## Data section:
▼
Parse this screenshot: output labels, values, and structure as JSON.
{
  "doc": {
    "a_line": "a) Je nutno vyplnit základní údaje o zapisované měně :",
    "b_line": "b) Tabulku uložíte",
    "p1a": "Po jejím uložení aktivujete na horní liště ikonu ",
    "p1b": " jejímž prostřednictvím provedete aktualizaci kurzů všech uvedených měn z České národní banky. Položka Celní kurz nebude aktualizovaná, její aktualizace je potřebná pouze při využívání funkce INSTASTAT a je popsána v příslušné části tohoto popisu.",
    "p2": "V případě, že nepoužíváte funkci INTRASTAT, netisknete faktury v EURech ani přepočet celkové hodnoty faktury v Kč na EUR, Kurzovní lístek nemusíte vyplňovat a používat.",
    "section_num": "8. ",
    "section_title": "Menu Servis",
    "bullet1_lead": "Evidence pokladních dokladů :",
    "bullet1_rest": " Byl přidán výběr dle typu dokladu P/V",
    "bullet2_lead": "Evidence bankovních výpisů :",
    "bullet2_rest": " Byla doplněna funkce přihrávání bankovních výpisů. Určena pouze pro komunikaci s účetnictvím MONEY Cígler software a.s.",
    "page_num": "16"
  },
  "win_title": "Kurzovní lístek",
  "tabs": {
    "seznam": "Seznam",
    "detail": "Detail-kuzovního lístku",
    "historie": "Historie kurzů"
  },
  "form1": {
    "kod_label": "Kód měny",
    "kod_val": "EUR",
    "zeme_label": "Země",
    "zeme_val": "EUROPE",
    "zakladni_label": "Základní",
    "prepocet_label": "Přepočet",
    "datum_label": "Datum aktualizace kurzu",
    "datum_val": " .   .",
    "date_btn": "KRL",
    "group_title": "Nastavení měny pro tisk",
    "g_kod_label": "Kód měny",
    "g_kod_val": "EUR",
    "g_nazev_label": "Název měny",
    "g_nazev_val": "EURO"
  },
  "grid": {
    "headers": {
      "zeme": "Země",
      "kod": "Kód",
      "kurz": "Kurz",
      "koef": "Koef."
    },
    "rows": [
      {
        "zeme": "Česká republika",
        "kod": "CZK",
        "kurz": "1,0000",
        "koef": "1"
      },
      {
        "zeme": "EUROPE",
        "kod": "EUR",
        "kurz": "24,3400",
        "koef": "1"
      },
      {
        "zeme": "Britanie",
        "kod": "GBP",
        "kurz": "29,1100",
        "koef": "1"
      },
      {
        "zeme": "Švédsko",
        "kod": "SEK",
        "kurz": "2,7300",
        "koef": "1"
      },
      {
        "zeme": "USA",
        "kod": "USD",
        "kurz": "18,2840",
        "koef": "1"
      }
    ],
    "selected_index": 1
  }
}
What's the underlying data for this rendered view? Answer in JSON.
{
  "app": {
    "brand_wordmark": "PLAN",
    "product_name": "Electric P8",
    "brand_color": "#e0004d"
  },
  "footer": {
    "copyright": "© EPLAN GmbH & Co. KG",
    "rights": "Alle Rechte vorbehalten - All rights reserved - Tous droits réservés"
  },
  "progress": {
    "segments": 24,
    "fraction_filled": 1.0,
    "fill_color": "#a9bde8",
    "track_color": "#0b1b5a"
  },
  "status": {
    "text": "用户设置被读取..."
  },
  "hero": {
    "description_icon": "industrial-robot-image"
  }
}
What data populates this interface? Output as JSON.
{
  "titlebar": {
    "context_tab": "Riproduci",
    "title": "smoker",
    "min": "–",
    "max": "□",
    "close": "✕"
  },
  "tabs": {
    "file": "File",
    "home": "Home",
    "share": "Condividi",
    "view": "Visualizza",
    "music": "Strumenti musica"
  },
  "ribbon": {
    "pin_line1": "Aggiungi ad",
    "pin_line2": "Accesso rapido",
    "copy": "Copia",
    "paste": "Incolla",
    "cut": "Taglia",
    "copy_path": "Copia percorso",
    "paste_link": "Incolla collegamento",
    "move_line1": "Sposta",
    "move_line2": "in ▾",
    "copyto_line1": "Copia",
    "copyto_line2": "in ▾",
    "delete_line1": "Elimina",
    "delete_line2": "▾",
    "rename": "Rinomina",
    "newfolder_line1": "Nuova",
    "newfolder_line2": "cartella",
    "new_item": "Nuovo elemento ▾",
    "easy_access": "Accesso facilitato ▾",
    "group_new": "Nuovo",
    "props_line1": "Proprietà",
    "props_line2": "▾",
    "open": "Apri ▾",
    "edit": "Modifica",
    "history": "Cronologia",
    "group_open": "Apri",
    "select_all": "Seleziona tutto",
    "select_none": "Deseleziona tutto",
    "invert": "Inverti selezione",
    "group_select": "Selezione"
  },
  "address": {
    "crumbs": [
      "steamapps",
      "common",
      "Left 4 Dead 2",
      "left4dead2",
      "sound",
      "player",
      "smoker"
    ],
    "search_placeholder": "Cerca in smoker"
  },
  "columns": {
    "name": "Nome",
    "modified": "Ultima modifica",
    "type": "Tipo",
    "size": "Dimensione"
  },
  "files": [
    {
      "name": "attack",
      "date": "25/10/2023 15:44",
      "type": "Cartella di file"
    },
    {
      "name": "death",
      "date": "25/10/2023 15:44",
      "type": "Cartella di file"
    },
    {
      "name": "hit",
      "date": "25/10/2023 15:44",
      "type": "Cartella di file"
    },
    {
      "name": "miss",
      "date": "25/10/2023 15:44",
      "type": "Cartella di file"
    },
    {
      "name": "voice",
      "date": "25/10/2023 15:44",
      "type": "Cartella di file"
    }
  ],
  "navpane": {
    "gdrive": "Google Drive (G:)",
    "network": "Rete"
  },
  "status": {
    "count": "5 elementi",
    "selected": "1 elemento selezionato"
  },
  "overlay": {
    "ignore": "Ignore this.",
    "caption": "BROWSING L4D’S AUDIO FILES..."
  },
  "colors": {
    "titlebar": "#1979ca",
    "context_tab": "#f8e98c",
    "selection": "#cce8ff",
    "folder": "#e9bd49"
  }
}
▲
## Stated task:
Scan the material above for the word "lístek". Copy each line where it occurs.

## Completed task:
    "p2": "V případě, že nepoužíváte funkci INTRASTAT, netisknete faktury v EURech ani přepočet celkové hodnoty faktury v Kč na EUR, Kurzovní lístek nemusíte vyplňovat a používat.",
  "win_title": "Kurzovní lístek",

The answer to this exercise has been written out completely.